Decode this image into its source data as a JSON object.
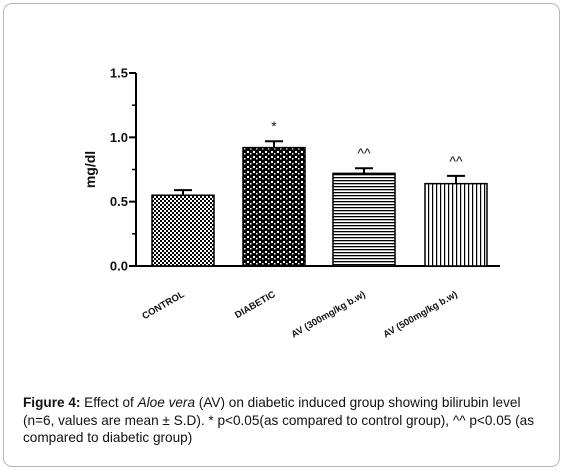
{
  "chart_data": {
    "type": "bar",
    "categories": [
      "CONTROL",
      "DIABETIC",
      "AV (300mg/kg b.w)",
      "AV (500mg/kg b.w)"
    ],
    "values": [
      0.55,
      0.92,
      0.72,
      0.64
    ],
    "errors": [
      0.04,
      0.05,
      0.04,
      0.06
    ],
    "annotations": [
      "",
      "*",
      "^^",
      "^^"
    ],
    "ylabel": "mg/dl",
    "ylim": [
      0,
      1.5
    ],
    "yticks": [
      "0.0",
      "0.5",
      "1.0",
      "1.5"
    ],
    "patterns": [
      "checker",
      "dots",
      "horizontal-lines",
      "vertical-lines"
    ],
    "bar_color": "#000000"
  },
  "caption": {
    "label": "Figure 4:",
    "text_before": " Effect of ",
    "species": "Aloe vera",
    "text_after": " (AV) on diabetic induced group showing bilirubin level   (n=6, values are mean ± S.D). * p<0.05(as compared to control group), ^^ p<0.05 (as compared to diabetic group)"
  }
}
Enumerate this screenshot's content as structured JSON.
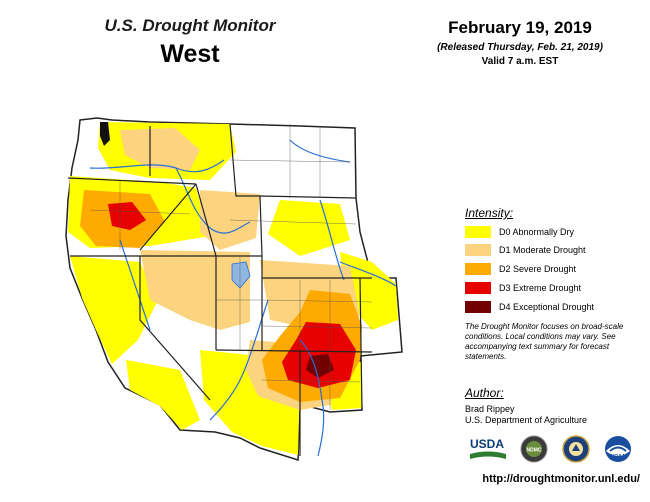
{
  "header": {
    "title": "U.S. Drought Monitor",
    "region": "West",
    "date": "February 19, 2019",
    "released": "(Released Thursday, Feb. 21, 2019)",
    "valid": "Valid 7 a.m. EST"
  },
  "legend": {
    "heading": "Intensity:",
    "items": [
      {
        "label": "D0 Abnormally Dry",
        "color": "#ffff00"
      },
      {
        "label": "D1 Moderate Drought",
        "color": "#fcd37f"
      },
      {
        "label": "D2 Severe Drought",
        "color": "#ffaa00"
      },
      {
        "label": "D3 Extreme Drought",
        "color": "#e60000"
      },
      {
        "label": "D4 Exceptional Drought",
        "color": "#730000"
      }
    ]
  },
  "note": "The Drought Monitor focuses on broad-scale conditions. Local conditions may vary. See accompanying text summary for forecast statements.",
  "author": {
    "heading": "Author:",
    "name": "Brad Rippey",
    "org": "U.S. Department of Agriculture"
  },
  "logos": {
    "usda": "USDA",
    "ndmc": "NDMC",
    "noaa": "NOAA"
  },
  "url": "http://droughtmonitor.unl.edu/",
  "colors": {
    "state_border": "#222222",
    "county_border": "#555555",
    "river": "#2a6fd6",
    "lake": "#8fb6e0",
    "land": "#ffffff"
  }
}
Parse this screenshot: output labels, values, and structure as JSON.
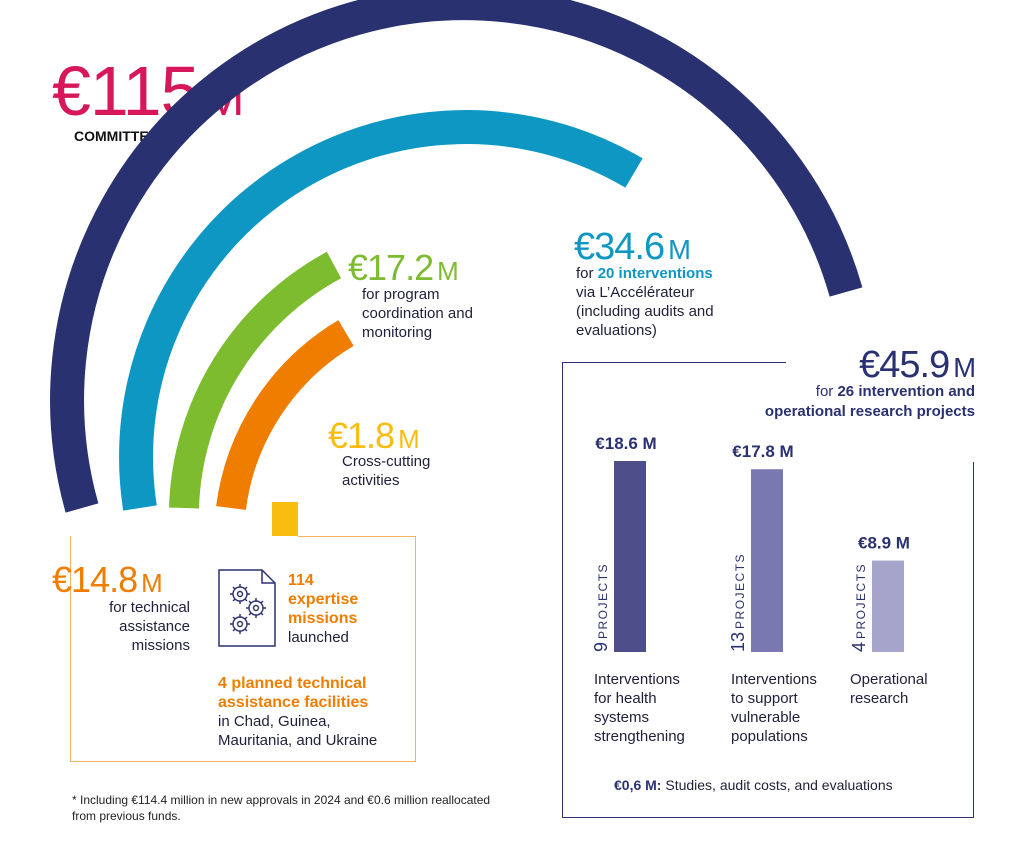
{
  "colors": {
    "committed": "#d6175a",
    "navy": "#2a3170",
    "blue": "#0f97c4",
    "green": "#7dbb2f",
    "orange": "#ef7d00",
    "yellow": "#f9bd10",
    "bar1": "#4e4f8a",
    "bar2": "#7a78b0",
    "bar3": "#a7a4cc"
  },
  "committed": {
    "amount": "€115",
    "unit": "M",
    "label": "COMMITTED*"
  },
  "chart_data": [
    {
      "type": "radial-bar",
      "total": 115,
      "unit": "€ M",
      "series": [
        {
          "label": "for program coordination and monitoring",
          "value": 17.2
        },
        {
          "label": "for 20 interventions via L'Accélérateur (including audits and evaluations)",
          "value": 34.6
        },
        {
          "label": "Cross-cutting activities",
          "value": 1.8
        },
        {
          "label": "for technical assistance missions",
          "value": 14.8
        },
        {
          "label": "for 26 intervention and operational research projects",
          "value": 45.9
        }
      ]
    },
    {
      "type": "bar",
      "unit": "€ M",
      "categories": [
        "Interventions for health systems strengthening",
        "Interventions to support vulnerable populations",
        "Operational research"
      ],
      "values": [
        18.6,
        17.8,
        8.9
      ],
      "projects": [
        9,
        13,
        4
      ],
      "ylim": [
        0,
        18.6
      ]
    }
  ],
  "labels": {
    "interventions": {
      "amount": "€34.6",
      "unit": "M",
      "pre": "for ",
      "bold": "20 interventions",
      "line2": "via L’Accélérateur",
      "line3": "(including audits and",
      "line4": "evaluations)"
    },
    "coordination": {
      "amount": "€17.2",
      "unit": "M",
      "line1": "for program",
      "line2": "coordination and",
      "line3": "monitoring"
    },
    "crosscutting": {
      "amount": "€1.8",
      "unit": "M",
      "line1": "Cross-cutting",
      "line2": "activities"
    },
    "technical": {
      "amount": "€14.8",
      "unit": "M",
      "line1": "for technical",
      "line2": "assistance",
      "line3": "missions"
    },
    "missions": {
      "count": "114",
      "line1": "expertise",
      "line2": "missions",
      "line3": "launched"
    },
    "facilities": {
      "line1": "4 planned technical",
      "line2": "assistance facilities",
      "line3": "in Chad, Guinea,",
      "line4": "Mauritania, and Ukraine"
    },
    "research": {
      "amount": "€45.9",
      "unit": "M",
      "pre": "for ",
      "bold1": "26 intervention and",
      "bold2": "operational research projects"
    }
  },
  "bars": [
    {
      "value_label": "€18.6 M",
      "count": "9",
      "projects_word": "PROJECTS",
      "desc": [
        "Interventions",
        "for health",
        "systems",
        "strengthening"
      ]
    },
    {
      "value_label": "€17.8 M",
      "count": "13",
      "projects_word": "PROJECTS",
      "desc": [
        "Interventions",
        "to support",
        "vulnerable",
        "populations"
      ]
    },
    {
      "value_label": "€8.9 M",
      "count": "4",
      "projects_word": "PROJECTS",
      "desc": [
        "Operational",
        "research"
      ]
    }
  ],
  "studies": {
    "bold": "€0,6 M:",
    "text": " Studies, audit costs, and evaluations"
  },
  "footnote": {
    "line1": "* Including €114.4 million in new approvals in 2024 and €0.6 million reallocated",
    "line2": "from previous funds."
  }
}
....................
● **TASK PROMPT**: Copy each line above precisely, dropping the pictures.

● **ANSWER TO THE PROBLEM**:
Decode this image into its source data as a JSON object.
{
  "chart_data": {
    "type": "bar",
    "categories": [
      "CONTROL",
      "DIABETIC",
      "AV (300mg/kg b.w)",
      "AV (500mg/kg b.w)"
    ],
    "values": [
      0.55,
      0.92,
      0.72,
      0.64
    ],
    "errors": [
      0.04,
      0.05,
      0.04,
      0.06
    ],
    "annotations": [
      "",
      "*",
      "^^",
      "^^"
    ],
    "ylabel": "mg/dl",
    "ylim": [
      0,
      1.5
    ],
    "yticks": [
      "0.0",
      "0.5",
      "1.0",
      "1.5"
    ],
    "patterns": [
      "checker",
      "dots",
      "horizontal-lines",
      "vertical-lines"
    ],
    "bar_color": "#000000"
  },
  "caption": {
    "label": "Figure 4:",
    "text_before": " Effect of ",
    "species": "Aloe vera",
    "text_after": " (AV) on diabetic induced group showing bilirubin level   (n=6, values are mean ± S.D). * p<0.05(as compared to control group), ^^ p<0.05 (as compared to diabetic group)"
  }
}
Enumerate this screenshot's content as structured JSON.
{
  "header": {
    "title": "U.S. Drought Monitor",
    "region": "West",
    "date": "February 19, 2019",
    "released": "(Released Thursday, Feb. 21, 2019)",
    "valid": "Valid 7 a.m. EST"
  },
  "legend": {
    "heading": "Intensity:",
    "items": [
      {
        "label": "D0 Abnormally Dry",
        "color": "#ffff00"
      },
      {
        "label": "D1 Moderate Drought",
        "color": "#fcd37f"
      },
      {
        "label": "D2 Severe Drought",
        "color": "#ffaa00"
      },
      {
        "label": "D3 Extreme Drought",
        "color": "#e60000"
      },
      {
        "label": "D4 Exceptional Drought",
        "color": "#730000"
      }
    ]
  },
  "note": "The Drought Monitor focuses on broad-scale conditions. Local conditions may vary. See accompanying text summary for forecast statements.",
  "author": {
    "heading": "Author:",
    "name": "Brad Rippey",
    "org": "U.S. Department of Agriculture"
  },
  "logos": {
    "usda": "USDA",
    "ndmc": "NDMC",
    "noaa": "NOAA"
  },
  "url": "http://droughtmonitor.unl.edu/",
  "colors": {
    "state_border": "#222222",
    "county_border": "#555555",
    "river": "#2a6fd6",
    "lake": "#8fb6e0",
    "land": "#ffffff"
  }
}
Parse this screenshot: output labels, values, and structure as JSON.
{
  "colors": {
    "committed": "#d6175a",
    "navy": "#2a3170",
    "blue": "#0f97c4",
    "green": "#7dbb2f",
    "orange": "#ef7d00",
    "yellow": "#f9bd10",
    "bar1": "#4e4f8a",
    "bar2": "#7a78b0",
    "bar3": "#a7a4cc"
  },
  "committed": {
    "amount": "€115",
    "unit": "M",
    "label": "COMMITTED*"
  },
  "chart_data": [
    {
      "type": "radial-bar",
      "total": 115,
      "unit": "€ M",
      "series": [
        {
          "label": "for program coordination and monitoring",
          "value": 17.2
        },
        {
          "label": "for 20 interventions via L'Accélérateur (including audits and evaluations)",
          "value": 34.6
        },
        {
          "label": "Cross-cutting activities",
          "value": 1.8
        },
        {
          "label": "for technical assistance missions",
          "value": 14.8
        },
        {
          "label": "for 26 intervention and operational research projects",
          "value": 45.9
        }
      ]
    },
    {
      "type": "bar",
      "unit": "€ M",
      "categories": [
        "Interventions for health systems strengthening",
        "Interventions to support vulnerable populations",
        "Operational research"
      ],
      "values": [
        18.6,
        17.8,
        8.9
      ],
      "projects": [
        9,
        13,
        4
      ],
      "ylim": [
        0,
        18.6
      ]
    }
  ],
  "labels": {
    "interventions": {
      "amount": "€34.6",
      "unit": "M",
      "pre": "for ",
      "bold": "20 interventions",
      "line2": "via L’Accélérateur",
      "line3": "(including audits and",
      "line4": "evaluations)"
    },
    "coordination": {
      "amount": "€17.2",
      "unit": "M",
      "line1": "for program",
      "line2": "coordination and",
      "line3": "monitoring"
    },
    "crosscutting": {
      "amount": "€1.8",
      "unit": "M",
      "line1": "Cross-cutting",
      "line2": "activities"
    },
    "technical": {
      "amount": "€14.8",
      "unit": "M",
      "line1": "for technical",
      "line2": "assistance",
      "line3": "missions"
    },
    "missions": {
      "count": "114",
      "line1": "expertise",
      "line2": "missions",
      "line3": "launched"
    },
    "facilities": {
      "line1": "4 planned technical",
      "line2": "assistance facilities",
      "line3": "in Chad, Guinea,",
      "line4": "Mauritania, and Ukraine"
    },
    "research": {
      "amount": "€45.9",
      "unit": "M",
      "pre": "for ",
      "bold1": "26 intervention and",
      "bold2": "operational research projects"
    }
  },
  "bars": [
    {
      "value_label": "€18.6 M",
      "count": "9",
      "projects_word": "PROJECTS",
      "desc": [
        "Interventions",
        "for health",
        "systems",
        "strengthening"
      ]
    },
    {
      "value_label": "€17.8 M",
      "count": "13",
      "projects_word": "PROJECTS",
      "desc": [
        "Interventions",
        "to support",
        "vulnerable",
        "populations"
      ]
    },
    {
      "value_label": "€8.9 M",
      "count": "4",
      "projects_word": "PROJECTS",
      "desc": [
        "Operational",
        "research"
      ]
    }
  ],
  "studies": {
    "bold": "€0,6 M:",
    "text": " Studies, audit costs, and evaluations"
  },
  "footnote": {
    "line1": "* Including €114.4 million in new approvals in 2024 and €0.6 million reallocated",
    "line2": "from previous funds."
  }
}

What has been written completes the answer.